>> Begin Exercise material

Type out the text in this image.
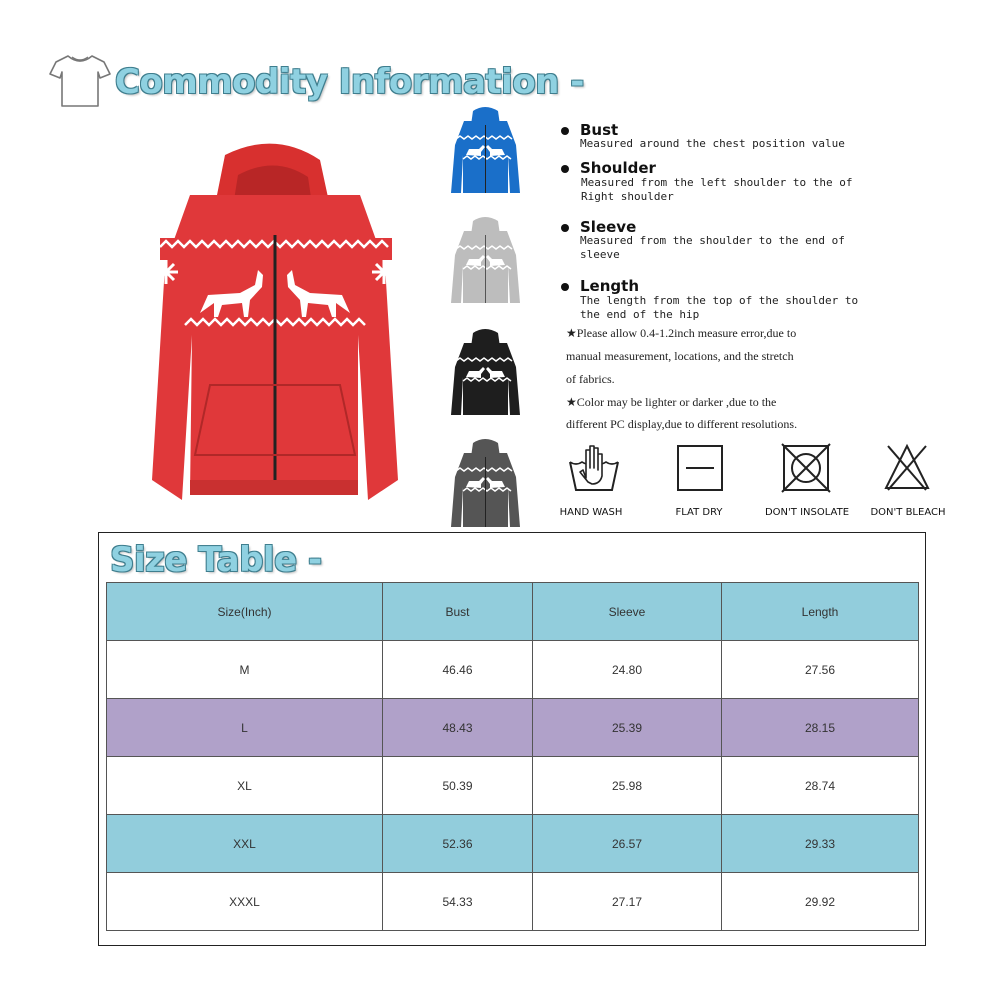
Commodity Information -
Bust
Measured around the chest position value
Shoulder
Measured from the left shoulder to the of Right shoulder
Sleeve
Measured from the shoulder to the end of sleeve
Length
The length from the top of the shoulder to the end of the hip
★Please allow 0.4-1.2inch measure error,due to
manual measurement, locations, and the stretch
of fabrics.
★Color may be lighter or darker ,due to the
different PC display,due to different resolutions.
HAND WASH	FLAT DRY	DON'T INSOLATE	DON'T BLEACH
Size Table -
Size(Inch)	Bust	Sleeve	Length
M	46.46	24.80	27.56
L	48.43	25.39	28.15
XL	50.39	25.98	28.74
XXL	52.36	26.57	29.33
XXXL	54.33	27.17	29.92
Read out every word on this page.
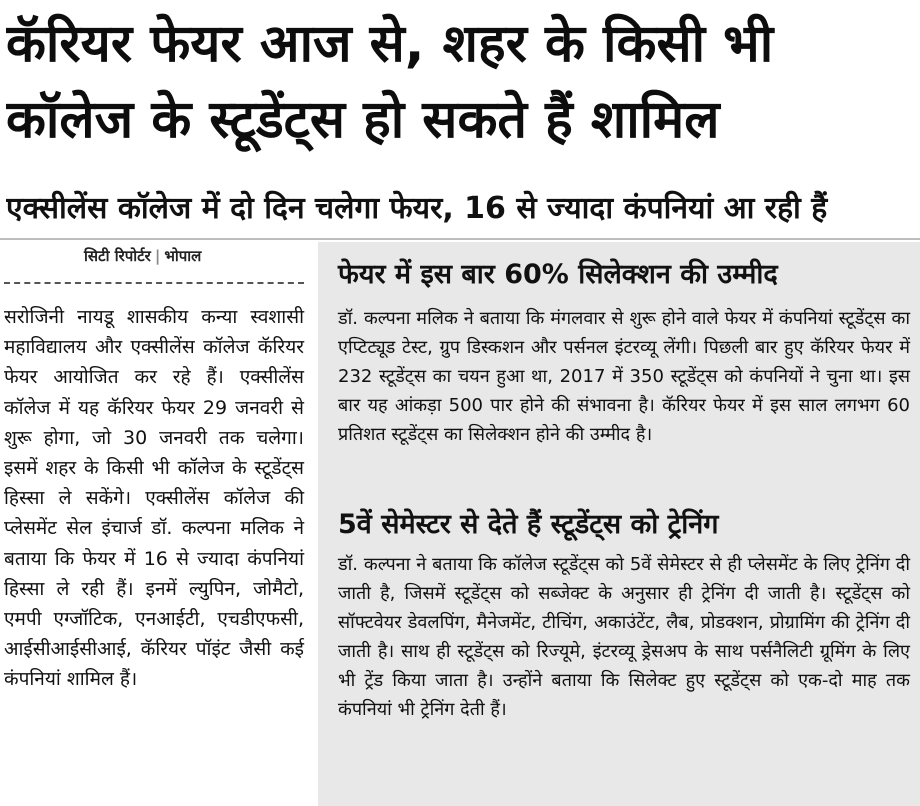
कॅरियर फेयर आज से, शहर के किसी भी
कॉलेज के स्टूडेंट्स हो सकते हैं शामिल
एक्सीलेंस कॉलेज में दो दिन चलेगा फेयर, 16 से ज्यादा कंपनियां आ रही हैं
सिटी रिपोर्टर | भोपाल
सरोजिनी नायडू शासकीय कन्या स्वशासी महाविद्यालय और एक्सीलेंस कॉलेज कॅरियर फेयर आयोजित कर रहे हैं। एक्सीलेंस कॉलेज में यह कॅरियर फेयर 29 जनवरी से शुरू होगा, जो 30 जनवरी तक चलेगा। इसमें शहर के किसी भी कॉलेज के स्टूडेंट्स हिस्सा ले सकेंगे। एक्सीलेंस कॉलेज की प्लेसमेंट सेल इंचार्ज डॉ. कल्पना मलिक ने बताया कि फेयर में 16 से ज्यादा कंपनियां हिस्सा ले रही हैं। इनमें ल्युपिन, जोमैटो, एमपी एग्जॉटिक, एनआईटी, एचडीएफसी, आईसीआईसीआई, कॅरियर पॉइंट जैसी कई कंपनियां शामिल हैं।
फेयर में इस बार 60% सिलेक्शन की उम्मीद
डॉ. कल्पना मलिक ने बताया कि मंगलवार से शुरू होने वाले फेयर में कंपनियां स्टूडेंट्स का एप्टिट्यूड टेस्ट, ग्रुप डिस्कशन और पर्सनल इंटरव्यू लेंगी। पिछली बार हुए कॅरियर फेयर में 232 स्टूडेंट्स का चयन हुआ था, 2017 में 350 स्टूडेंट्स को कंपनियों ने चुना था। इस बार यह आंकड़ा 500 पार होने की संभावना है। कॅरियर फेयर में इस साल लगभग 60 प्रतिशत स्टूडेंट्स का सिलेक्शन होने की उम्मीद है।
5वें सेमेस्टर से देते हैं स्टूडेंट्स को ट्रेनिंग
डॉ. कल्पना ने बताया कि कॉलेज स्टूडेंट्स को 5वें सेमेस्टर से ही प्लेसमेंट के लिए ट्रेनिंग दी जाती है, जिसमें स्टूडेंट्स को सब्जेक्ट के अनुसार ही ट्रेनिंग दी जाती है। स्टूडेंट्स को सॉफ्टवेयर डेवलपिंग, मैनेजमेंट, टीचिंग, अकाउंटेंट, लैब, प्रोडक्शन, प्रोग्रामिंग की ट्रेनिंग दी जाती है। साथ ही स्टूडेंट्स को रिज्यूमे, इंटरव्यू ड्रेसअप के साथ पर्सनैलिटी ग्रूमिंग के लिए भी ट्रेंड किया जाता है। उन्होंने बताया कि सिलेक्ट हुए स्टूडेंट्स को एक-दो माह तक कंपनियां भी ट्रेनिंग देती हैं।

>> End Exercise material

*What you will do*: Without the pictures, print the whole listing exactly as given.

*Task solution*:
Type out the text in this image.
Commodity Information -
Bust
Measured around the chest position value
Shoulder
Measured from the left shoulder to the of Right shoulder
Sleeve
Measured from the shoulder to the end of sleeve
Length
The length from the top of the shoulder to the end of the hip
★Please allow 0.4-1.2inch measure error,due to
manual measurement, locations, and the stretch
of fabrics.
★Color may be lighter or darker ,due to the
different PC display,due to different resolutions.
HAND WASH	FLAT DRY	DON'T INSOLATE	DON'T BLEACH
Size Table -
Size(Inch)	Bust	Sleeve	Length
M	46.46	24.80	27.56
L	48.43	25.39	28.15
XL	50.39	25.98	28.74
XXL	52.36	26.57	29.33
XXXL	54.33	27.17	29.92
Read out every word on this page.
कॅरियर फेयर आज से, शहर के किसी भी
कॉलेज के स्टूडेंट्स हो सकते हैं शामिल
एक्सीलेंस कॉलेज में दो दिन चलेगा फेयर, 16 से ज्यादा कंपनियां आ रही हैं
सिटी रिपोर्टर | भोपाल
सरोजिनी नायडू शासकीय कन्या स्वशासी महाविद्यालय और एक्सीलेंस कॉलेज कॅरियर फेयर आयोजित कर रहे हैं। एक्सीलेंस कॉलेज में यह कॅरियर फेयर 29 जनवरी से शुरू होगा, जो 30 जनवरी तक चलेगा। इसमें शहर के किसी भी कॉलेज के स्टूडेंट्स हिस्सा ले सकेंगे। एक्सीलेंस कॉलेज की प्लेसमेंट सेल इंचार्ज डॉ. कल्पना मलिक ने बताया कि फेयर में 16 से ज्यादा कंपनियां हिस्सा ले रही हैं। इनमें ल्युपिन, जोमैटो, एमपी एग्जॉटिक, एनआईटी, एचडीएफसी, आईसीआईसीआई, कॅरियर पॉइंट जैसी कई कंपनियां शामिल हैं।
फेयर में इस बार 60% सिलेक्शन की उम्मीद
डॉ. कल्पना मलिक ने बताया कि मंगलवार से शुरू होने वाले फेयर में कंपनियां स्टूडेंट्स का एप्टिट्यूड टेस्ट, ग्रुप डिस्कशन और पर्सनल इंटरव्यू लेंगी। पिछली बार हुए कॅरियर फेयर में 232 स्टूडेंट्स का चयन हुआ था, 2017 में 350 स्टूडेंट्स को कंपनियों ने चुना था। इस बार यह आंकड़ा 500 पार होने की संभावना है। कॅरियर फेयर में इस साल लगभग 60 प्रतिशत स्टूडेंट्स का सिलेक्शन होने की उम्मीद है।
5वें सेमेस्टर से देते हैं स्टूडेंट्स को ट्रेनिंग
डॉ. कल्पना ने बताया कि कॉलेज स्टूडेंट्स को 5वें सेमेस्टर से ही प्लेसमेंट के लिए ट्रेनिंग दी जाती है, जिसमें स्टूडेंट्स को सब्जेक्ट के अनुसार ही ट्रेनिंग दी जाती है। स्टूडेंट्स को सॉफ्टवेयर डेवलपिंग, मैनेजमेंट, टीचिंग, अकाउंटेंट, लैब, प्रोडक्शन, प्रोग्रामिंग की ट्रेनिंग दी जाती है। साथ ही स्टूडेंट्स को रिज्यूमे, इंटरव्यू ड्रेसअप के साथ पर्सनैलिटी ग्रूमिंग के लिए भी ट्रेंड किया जाता है। उन्होंने बताया कि सिलेक्ट हुए स्टूडेंट्स को एक-दो माह तक कंपनियां भी ट्रेनिंग देती हैं।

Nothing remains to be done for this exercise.